◆ **Exercise requirements**
Each line below is to be written out once more, precisely as given.

◆ **Information provided**
----------------

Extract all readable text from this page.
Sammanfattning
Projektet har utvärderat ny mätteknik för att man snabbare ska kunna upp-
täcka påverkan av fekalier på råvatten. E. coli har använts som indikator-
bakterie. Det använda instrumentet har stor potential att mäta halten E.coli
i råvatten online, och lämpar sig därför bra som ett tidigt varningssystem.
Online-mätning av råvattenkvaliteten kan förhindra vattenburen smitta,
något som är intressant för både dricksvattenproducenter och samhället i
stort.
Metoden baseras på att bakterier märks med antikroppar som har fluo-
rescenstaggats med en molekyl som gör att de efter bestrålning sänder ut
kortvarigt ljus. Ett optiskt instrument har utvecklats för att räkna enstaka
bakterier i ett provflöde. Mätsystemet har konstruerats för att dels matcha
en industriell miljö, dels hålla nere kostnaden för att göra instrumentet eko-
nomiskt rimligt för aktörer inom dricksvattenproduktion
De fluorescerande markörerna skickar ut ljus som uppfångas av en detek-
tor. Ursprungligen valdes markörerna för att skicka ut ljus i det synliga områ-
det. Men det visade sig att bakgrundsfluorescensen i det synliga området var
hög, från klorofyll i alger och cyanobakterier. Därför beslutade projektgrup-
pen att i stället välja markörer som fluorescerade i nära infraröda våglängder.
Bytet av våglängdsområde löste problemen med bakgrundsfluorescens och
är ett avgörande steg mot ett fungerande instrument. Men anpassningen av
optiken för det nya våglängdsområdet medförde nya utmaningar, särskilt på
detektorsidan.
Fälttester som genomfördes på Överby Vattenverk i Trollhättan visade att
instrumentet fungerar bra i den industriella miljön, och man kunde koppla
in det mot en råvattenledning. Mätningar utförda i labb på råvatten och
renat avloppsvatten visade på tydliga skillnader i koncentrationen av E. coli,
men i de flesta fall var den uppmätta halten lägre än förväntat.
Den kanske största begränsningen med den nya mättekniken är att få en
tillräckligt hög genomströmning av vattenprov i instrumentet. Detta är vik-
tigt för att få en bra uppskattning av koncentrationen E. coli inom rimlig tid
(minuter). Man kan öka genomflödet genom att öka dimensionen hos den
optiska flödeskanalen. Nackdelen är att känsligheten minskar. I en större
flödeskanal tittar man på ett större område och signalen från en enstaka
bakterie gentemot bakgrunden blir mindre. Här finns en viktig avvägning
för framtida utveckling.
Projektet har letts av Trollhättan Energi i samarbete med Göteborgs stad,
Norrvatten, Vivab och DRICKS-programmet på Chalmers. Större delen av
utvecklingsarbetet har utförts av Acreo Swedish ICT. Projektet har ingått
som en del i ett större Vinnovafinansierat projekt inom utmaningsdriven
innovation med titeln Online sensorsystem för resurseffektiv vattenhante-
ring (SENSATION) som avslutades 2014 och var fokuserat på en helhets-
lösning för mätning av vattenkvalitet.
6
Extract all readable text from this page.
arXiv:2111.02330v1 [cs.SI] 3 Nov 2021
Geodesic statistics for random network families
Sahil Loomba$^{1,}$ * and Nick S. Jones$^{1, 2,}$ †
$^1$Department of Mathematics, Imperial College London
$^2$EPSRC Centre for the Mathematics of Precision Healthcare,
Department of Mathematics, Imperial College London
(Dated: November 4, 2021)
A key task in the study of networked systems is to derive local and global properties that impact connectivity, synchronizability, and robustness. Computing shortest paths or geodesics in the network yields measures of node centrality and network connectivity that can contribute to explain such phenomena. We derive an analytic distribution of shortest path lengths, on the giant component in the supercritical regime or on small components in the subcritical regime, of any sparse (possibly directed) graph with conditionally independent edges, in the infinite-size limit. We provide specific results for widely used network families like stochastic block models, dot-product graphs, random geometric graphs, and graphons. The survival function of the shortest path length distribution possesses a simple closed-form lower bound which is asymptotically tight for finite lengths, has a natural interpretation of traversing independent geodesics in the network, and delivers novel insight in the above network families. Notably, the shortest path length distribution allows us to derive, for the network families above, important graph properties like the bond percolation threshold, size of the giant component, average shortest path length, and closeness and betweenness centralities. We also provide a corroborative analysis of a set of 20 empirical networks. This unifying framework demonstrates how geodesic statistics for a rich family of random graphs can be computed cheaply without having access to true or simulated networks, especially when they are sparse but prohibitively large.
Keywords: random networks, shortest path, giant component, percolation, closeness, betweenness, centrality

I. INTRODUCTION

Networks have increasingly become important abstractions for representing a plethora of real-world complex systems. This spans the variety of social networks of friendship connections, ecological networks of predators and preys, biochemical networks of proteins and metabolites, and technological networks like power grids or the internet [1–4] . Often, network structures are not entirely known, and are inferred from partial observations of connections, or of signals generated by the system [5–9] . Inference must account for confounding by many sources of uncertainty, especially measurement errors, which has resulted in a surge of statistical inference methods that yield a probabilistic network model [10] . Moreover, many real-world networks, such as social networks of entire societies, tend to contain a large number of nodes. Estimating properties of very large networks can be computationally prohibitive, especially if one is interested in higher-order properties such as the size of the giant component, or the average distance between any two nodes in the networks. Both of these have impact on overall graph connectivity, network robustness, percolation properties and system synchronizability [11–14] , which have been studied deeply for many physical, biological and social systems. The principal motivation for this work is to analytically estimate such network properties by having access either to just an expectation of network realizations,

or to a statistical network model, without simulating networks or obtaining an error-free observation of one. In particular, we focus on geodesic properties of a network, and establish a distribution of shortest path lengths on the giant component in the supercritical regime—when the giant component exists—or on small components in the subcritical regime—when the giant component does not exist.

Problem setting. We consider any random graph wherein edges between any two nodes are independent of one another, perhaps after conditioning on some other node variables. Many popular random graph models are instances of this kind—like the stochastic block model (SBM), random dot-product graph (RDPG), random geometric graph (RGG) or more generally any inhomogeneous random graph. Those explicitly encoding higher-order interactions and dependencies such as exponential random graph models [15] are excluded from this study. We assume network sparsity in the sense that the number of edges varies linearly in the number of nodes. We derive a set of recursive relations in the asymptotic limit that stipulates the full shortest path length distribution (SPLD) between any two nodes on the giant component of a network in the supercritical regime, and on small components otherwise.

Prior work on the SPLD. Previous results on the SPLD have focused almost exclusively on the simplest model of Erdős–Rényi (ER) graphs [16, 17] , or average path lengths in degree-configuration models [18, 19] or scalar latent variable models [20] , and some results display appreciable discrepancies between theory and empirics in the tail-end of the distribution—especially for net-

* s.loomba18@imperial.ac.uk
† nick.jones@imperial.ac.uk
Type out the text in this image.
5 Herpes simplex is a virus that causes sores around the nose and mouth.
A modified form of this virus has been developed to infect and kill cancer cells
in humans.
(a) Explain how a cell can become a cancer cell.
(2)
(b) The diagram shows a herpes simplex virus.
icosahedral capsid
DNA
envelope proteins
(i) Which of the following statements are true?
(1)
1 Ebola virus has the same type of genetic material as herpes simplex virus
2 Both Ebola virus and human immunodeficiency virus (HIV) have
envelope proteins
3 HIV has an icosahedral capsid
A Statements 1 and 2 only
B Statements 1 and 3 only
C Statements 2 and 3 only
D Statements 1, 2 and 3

----------------

◆ **Completed exercise**
Extract all readable text from this page.
Sammanfattning
Projektet har utvärderat ny mätteknik för att man snabbare ska kunna upp-
täcka påverkan av fekalier på råvatten. E. coli har använts som indikator-
bakterie. Det använda instrumentet har stor potential att mäta halten E.coli
i råvatten online, och lämpar sig därför bra som ett tidigt varningssystem.
Online-mätning av råvattenkvaliteten kan förhindra vattenburen smitta,
något som är intressant för både dricksvattenproducenter och samhället i
stort.
Metoden baseras på att bakterier märks med antikroppar som har fluo-
rescenstaggats med en molekyl som gör att de efter bestrålning sänder ut
kortvarigt ljus. Ett optiskt instrument har utvecklats för att räkna enstaka
bakterier i ett provflöde. Mätsystemet har konstruerats för att dels matcha
en industriell miljö, dels hålla nere kostnaden för att göra instrumentet eko-
nomiskt rimligt för aktörer inom dricksvattenproduktion
De fluorescerande markörerna skickar ut ljus som uppfångas av en detek-
tor. Ursprungligen valdes markörerna för att skicka ut ljus i det synliga områ-
det. Men det visade sig att bakgrundsfluorescensen i det synliga området var
hög, från klorofyll i alger och cyanobakterier. Därför beslutade projektgrup-
pen att i stället välja markörer som fluorescerade i nära infraröda våglängder.
Bytet av våglängdsområde löste problemen med bakgrundsfluorescens och
är ett avgörande steg mot ett fungerande instrument. Men anpassningen av
optiken för det nya våglängdsområdet medförde nya utmaningar, särskilt på
detektorsidan.
Fälttester som genomfördes på Överby Vattenverk i Trollhättan visade att
instrumentet fungerar bra i den industriella miljön, och man kunde koppla
in det mot en råvattenledning. Mätningar utförda i labb på råvatten och
renat avloppsvatten visade på tydliga skillnader i koncentrationen av E. coli,
men i de flesta fall var den uppmätta halten lägre än förväntat.
Den kanske största begränsningen med den nya mättekniken är att få en
tillräckligt hög genomströmning av vattenprov i instrumentet. Detta är vik-
tigt för att få en bra uppskattning av koncentrationen E. coli inom rimlig tid
(minuter). Man kan öka genomflödet genom att öka dimensionen hos den
optiska flödeskanalen. Nackdelen är att känsligheten minskar. I en större
flödeskanal tittar man på ett större område och signalen från en enstaka
bakterie gentemot bakgrunden blir mindre. Här finns en viktig avvägning
för framtida utveckling.
Projektet har letts av Trollhättan Energi i samarbete med Göteborgs stad,
Norrvatten, Vivab och DRICKS-programmet på Chalmers. Större delen av
utvecklingsarbetet har utförts av Acreo Swedish ICT. Projektet har ingått
som en del i ett större Vinnovafinansierat projekt inom utmaningsdriven
innovation med titeln Online sensorsystem för resurseffektiv vattenhante-
ring (SENSATION) som avslutades 2014 och var fokuserat på en helhets-
lösning för mätning av vattenkvalitet.
6
Extract all readable text from this page.
arXiv:2111.02330v1 [cs.SI] 3 Nov 2021
Geodesic statistics for random network families
Sahil Loomba$^{1,}$ * and Nick S. Jones$^{1, 2,}$ †
$^1$Department of Mathematics, Imperial College London
$^2$EPSRC Centre for the Mathematics of Precision Healthcare,
Department of Mathematics, Imperial College London
(Dated: November 4, 2021)
A key task in the study of networked systems is to derive local and global properties that impact connectivity, synchronizability, and robustness. Computing shortest paths or geodesics in the network yields measures of node centrality and network connectivity that can contribute to explain such phenomena. We derive an analytic distribution of shortest path lengths, on the giant component in the supercritical regime or on small components in the subcritical regime, of any sparse (possibly directed) graph with conditionally independent edges, in the infinite-size limit. We provide specific results for widely used network families like stochastic block models, dot-product graphs, random geometric graphs, and graphons. The survival function of the shortest path length distribution possesses a simple closed-form lower bound which is asymptotically tight for finite lengths, has a natural interpretation of traversing independent geodesics in the network, and delivers novel insight in the above network families. Notably, the shortest path length distribution allows us to derive, for the network families above, important graph properties like the bond percolation threshold, size of the giant component, average shortest path length, and closeness and betweenness centralities. We also provide a corroborative analysis of a set of 20 empirical networks. This unifying framework demonstrates how geodesic statistics for a rich family of random graphs can be computed cheaply without having access to true or simulated networks, especially when they are sparse but prohibitively large.
Keywords: random networks, shortest path, giant component, percolation, closeness, betweenness, centrality

I. INTRODUCTION

Networks have increasingly become important abstractions for representing a plethora of real-world complex systems. This spans the variety of social networks of friendship connections, ecological networks of predators and preys, biochemical networks of proteins and metabolites, and technological networks like power grids or the internet [1–4] . Often, network structures are not entirely known, and are inferred from partial observations of connections, or of signals generated by the system [5–9] . Inference must account for confounding by many sources of uncertainty, especially measurement errors, which has resulted in a surge of statistical inference methods that yield a probabilistic network model [10] . Moreover, many real-world networks, such as social networks of entire societies, tend to contain a large number of nodes. Estimating properties of very large networks can be computationally prohibitive, especially if one is interested in higher-order properties such as the size of the giant component, or the average distance between any two nodes in the networks. Both of these have impact on overall graph connectivity, network robustness, percolation properties and system synchronizability [11–14] , which have been studied deeply for many physical, biological and social systems. The principal motivation for this work is to analytically estimate such network properties by having access either to just an expectation of network realizations,

or to a statistical network model, without simulating networks or obtaining an error-free observation of one. In particular, we focus on geodesic properties of a network, and establish a distribution of shortest path lengths on the giant component in the supercritical regime—when the giant component exists—or on small components in the subcritical regime—when the giant component does not exist.

Problem setting. We consider any random graph wherein edges between any two nodes are independent of one another, perhaps after conditioning on some other node variables. Many popular random graph models are instances of this kind—like the stochastic block model (SBM), random dot-product graph (RDPG), random geometric graph (RGG) or more generally any inhomogeneous random graph. Those explicitly encoding higher-order interactions and dependencies such as exponential random graph models [15] are excluded from this study. We assume network sparsity in the sense that the number of edges varies linearly in the number of nodes. We derive a set of recursive relations in the asymptotic limit that stipulates the full shortest path length distribution (SPLD) between any two nodes on the giant component of a network in the supercritical regime, and on small components otherwise.

Prior work on the SPLD. Previous results on the SPLD have focused almost exclusively on the simplest model of Erdős–Rényi (ER) graphs [16, 17] , or average path lengths in degree-configuration models [18, 19] or scalar latent variable models [20] , and some results display appreciable discrepancies between theory and empirics in the tail-end of the distribution—especially for net-

* s.loomba18@imperial.ac.uk
† nick.jones@imperial.ac.uk
Type out the text in this image.
5 Herpes simplex is a virus that causes sores around the nose and mouth.
A modified form of this virus has been developed to infect and kill cancer cells
in humans.
(a) Explain how a cell can become a cancer cell.
(2)
(b) The diagram shows a herpes simplex virus.
icosahedral capsid
DNA
envelope proteins
(i) Which of the following statements are true?
(1)
1 Ebola virus has the same type of genetic material as herpes simplex virus
2 Both Ebola virus and human immunodeficiency virus (HIV) have
envelope proteins
3 HIV has an icosahedral capsid
A Statements 1 and 2 only
B Statements 1 and 3 only
C Statements 2 and 3 only
D Statements 1, 2 and 3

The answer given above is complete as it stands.